──────── Texto proporcionado ────────

Manuel siempre ayudaba a su hermano llevándolo en su silla de ruedas. La noche de ese jueves no fue la excepción. En el ritmo pausado con que obligan a moverse las grandes aglomeraciones, los jóvenes avanzaban por el pasaje Amanda Labarca en dirección a la pasarela de Américo Vespucio. Manuel decidió soltar la silla de ruedas y caminar al costado izquierdo de su hermano mayor. De pronto se escucharon tres disparos. Gerson vio un destello. Manuel gritó: ”Me dieron”.

El menor de los Gutiérrez se desplomó mientras su hermano impactado sólo atinó a lanzarse de su silla de ruedas y tratar de entender lo que ocurría. De pronto, vio el hoyo por donde entró la bala, justo en medio del pecho. La gente alrededor gritaba «¡Fueron los pacos, fueron los pacos!». Cada uno ayudó como pudo. Con el hatta le hicieron un torniquete improvisado para detener la hemorragia; Giuseppe, el vecino que los acompañaba, fue corriendo a su casa a buscar la camioneta. Otra vecina, que decía ser enfermera, le prestaba primeros auxilios antes de llevarlo a la Posta Nº 4.

────────

**Tareas a realizar**.
a) Enumera todos los lugares que el texto menciona con nombre propio.
b) Transcribe del texto, sin cambios, el fragmento que comienza con "El menor de" y continúa hasta "Posta Nº 4.".

──────── Registros del conjunto ────────

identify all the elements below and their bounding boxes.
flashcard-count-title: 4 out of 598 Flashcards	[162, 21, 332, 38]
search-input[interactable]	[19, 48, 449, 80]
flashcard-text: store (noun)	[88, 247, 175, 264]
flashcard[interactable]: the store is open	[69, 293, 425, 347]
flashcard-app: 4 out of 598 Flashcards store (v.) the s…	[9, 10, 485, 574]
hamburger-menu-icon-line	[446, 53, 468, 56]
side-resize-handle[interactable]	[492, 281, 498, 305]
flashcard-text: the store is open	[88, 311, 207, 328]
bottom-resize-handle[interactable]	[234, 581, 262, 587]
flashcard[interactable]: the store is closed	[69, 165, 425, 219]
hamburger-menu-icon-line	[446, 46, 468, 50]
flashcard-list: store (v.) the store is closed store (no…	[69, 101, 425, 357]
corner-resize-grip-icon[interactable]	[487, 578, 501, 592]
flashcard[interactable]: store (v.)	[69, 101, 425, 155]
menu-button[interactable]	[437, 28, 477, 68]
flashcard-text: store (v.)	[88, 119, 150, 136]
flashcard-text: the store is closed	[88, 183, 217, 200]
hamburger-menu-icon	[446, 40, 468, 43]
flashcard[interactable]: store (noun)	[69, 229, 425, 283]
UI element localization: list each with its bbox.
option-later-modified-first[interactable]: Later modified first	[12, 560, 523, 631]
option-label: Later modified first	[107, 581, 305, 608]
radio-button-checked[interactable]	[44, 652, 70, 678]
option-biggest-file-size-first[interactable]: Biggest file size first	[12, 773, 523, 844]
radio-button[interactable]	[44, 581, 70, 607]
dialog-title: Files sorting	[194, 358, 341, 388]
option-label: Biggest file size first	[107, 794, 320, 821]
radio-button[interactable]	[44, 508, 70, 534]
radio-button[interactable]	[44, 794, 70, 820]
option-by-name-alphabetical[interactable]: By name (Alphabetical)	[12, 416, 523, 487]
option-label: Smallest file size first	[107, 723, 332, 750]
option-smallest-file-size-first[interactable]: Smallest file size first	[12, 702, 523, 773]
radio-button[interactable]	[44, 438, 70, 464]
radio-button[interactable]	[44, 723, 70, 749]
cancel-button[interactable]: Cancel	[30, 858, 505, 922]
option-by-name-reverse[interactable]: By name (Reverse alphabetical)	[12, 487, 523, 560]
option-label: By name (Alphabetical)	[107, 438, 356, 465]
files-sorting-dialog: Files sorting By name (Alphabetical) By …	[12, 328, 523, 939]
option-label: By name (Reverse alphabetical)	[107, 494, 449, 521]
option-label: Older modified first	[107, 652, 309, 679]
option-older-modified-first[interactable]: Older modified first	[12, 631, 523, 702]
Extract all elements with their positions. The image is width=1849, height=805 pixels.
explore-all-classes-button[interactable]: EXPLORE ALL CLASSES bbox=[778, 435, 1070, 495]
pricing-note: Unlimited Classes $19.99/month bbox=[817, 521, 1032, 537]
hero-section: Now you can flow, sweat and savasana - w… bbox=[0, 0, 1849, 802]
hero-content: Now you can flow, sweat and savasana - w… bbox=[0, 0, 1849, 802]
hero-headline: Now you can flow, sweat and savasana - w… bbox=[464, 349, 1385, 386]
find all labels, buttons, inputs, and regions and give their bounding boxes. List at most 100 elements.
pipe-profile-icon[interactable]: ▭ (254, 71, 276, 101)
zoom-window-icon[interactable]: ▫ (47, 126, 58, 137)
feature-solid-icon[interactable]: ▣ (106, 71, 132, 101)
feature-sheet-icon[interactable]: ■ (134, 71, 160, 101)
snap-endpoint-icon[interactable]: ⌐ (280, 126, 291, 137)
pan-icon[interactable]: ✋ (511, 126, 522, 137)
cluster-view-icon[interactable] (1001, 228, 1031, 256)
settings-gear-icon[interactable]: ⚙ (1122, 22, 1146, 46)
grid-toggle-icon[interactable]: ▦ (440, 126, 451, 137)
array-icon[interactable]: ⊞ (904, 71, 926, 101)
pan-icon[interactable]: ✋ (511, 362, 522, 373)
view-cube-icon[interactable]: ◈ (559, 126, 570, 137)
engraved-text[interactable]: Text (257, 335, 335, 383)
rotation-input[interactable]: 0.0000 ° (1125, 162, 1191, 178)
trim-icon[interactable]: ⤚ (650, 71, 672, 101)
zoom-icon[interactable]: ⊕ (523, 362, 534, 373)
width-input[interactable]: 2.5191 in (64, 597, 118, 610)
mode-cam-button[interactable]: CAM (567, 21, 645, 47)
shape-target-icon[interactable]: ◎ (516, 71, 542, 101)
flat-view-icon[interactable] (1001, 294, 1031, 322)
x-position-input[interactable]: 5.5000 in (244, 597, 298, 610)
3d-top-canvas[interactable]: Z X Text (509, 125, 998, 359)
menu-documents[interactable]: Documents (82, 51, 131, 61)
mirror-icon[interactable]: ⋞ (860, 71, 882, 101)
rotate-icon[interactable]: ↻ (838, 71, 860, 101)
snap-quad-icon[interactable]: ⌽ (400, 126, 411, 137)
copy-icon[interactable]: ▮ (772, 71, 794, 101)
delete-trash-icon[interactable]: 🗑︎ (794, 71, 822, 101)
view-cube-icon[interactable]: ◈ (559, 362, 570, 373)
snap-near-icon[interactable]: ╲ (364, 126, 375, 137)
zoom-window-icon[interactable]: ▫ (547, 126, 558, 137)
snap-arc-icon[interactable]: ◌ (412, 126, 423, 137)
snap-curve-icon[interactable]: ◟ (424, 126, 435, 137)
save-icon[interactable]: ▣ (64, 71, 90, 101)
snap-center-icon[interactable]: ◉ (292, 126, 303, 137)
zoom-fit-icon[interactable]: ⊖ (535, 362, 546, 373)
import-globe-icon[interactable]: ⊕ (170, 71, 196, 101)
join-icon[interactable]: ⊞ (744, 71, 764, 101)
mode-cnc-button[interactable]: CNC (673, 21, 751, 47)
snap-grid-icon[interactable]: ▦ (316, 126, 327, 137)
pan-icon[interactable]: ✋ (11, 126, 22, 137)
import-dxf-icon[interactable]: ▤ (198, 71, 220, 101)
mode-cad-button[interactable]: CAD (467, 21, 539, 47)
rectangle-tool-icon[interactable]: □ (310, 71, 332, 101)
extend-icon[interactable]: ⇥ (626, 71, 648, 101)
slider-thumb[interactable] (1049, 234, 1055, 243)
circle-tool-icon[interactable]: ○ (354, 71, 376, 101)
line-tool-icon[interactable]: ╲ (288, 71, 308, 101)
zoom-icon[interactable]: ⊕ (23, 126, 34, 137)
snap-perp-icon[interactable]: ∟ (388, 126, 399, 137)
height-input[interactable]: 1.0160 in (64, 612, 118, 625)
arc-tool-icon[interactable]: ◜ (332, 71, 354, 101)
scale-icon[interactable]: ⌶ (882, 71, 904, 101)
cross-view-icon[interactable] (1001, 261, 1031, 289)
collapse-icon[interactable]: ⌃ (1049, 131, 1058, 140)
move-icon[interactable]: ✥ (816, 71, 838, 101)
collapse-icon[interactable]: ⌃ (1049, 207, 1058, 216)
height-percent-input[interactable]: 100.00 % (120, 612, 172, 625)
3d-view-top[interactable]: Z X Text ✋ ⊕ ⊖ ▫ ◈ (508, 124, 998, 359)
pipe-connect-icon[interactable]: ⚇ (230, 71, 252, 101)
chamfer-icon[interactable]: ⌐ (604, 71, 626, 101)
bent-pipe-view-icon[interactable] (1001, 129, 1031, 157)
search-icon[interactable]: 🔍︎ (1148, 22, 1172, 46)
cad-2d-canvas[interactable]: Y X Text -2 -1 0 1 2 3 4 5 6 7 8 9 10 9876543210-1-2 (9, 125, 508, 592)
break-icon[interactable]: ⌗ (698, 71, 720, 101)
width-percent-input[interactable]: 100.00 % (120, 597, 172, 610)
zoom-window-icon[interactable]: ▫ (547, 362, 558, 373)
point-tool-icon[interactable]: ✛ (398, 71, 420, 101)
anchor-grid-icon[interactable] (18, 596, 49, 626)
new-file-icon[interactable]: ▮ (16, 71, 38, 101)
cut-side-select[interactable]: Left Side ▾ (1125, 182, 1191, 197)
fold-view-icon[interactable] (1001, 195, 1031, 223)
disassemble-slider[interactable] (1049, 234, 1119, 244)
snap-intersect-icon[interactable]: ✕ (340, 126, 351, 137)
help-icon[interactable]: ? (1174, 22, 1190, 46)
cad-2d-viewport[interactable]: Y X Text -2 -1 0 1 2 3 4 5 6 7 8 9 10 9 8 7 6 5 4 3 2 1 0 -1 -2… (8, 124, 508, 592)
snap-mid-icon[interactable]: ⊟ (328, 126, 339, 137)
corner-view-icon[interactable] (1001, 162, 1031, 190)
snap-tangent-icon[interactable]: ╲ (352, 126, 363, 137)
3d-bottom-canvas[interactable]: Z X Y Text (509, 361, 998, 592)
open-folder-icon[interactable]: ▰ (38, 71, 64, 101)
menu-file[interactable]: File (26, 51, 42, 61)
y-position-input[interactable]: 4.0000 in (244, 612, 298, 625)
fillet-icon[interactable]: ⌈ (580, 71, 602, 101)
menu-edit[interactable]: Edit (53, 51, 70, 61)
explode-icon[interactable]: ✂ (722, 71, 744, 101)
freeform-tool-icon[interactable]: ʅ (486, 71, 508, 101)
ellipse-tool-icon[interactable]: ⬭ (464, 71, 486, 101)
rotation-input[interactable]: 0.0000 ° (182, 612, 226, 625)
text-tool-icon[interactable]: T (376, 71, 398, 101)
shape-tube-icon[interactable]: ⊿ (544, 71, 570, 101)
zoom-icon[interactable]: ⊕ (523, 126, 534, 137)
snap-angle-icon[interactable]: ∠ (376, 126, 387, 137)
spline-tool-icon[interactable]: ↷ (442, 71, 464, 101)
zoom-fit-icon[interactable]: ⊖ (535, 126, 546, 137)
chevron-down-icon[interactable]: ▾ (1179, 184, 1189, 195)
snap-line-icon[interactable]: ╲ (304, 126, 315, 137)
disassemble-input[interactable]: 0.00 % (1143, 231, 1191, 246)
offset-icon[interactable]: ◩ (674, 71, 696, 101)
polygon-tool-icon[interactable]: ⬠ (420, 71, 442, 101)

────────

**Respuestas**.
a)
- Pasaje Amanda Labarca
- Pasarela de Américo Vespucio
- Posta Nº 4

b)
El menor de los Gutiérrez se desplomó mientras su hermano impactado sólo atinó a lanzarse de su silla de ruedas y tratar de entender lo que ocurría. De pronto, vio el hoyo por donde entró la bala, justo en medio del pecho. La gente alrededor gritaba «¡Fueron los pacos, fueron los pacos!». Cada uno ayudó como pudo. Con el hatta le hicieron un torniquete improvisado para detener la hemorragia; Giuseppe, el vecino que los acompañaba, fue corriendo a su casa a buscar la camioneta. Otra vecina, que decía ser enfermera, le prestaba primeros auxilios antes de llevarlo a la Posta Nº 4.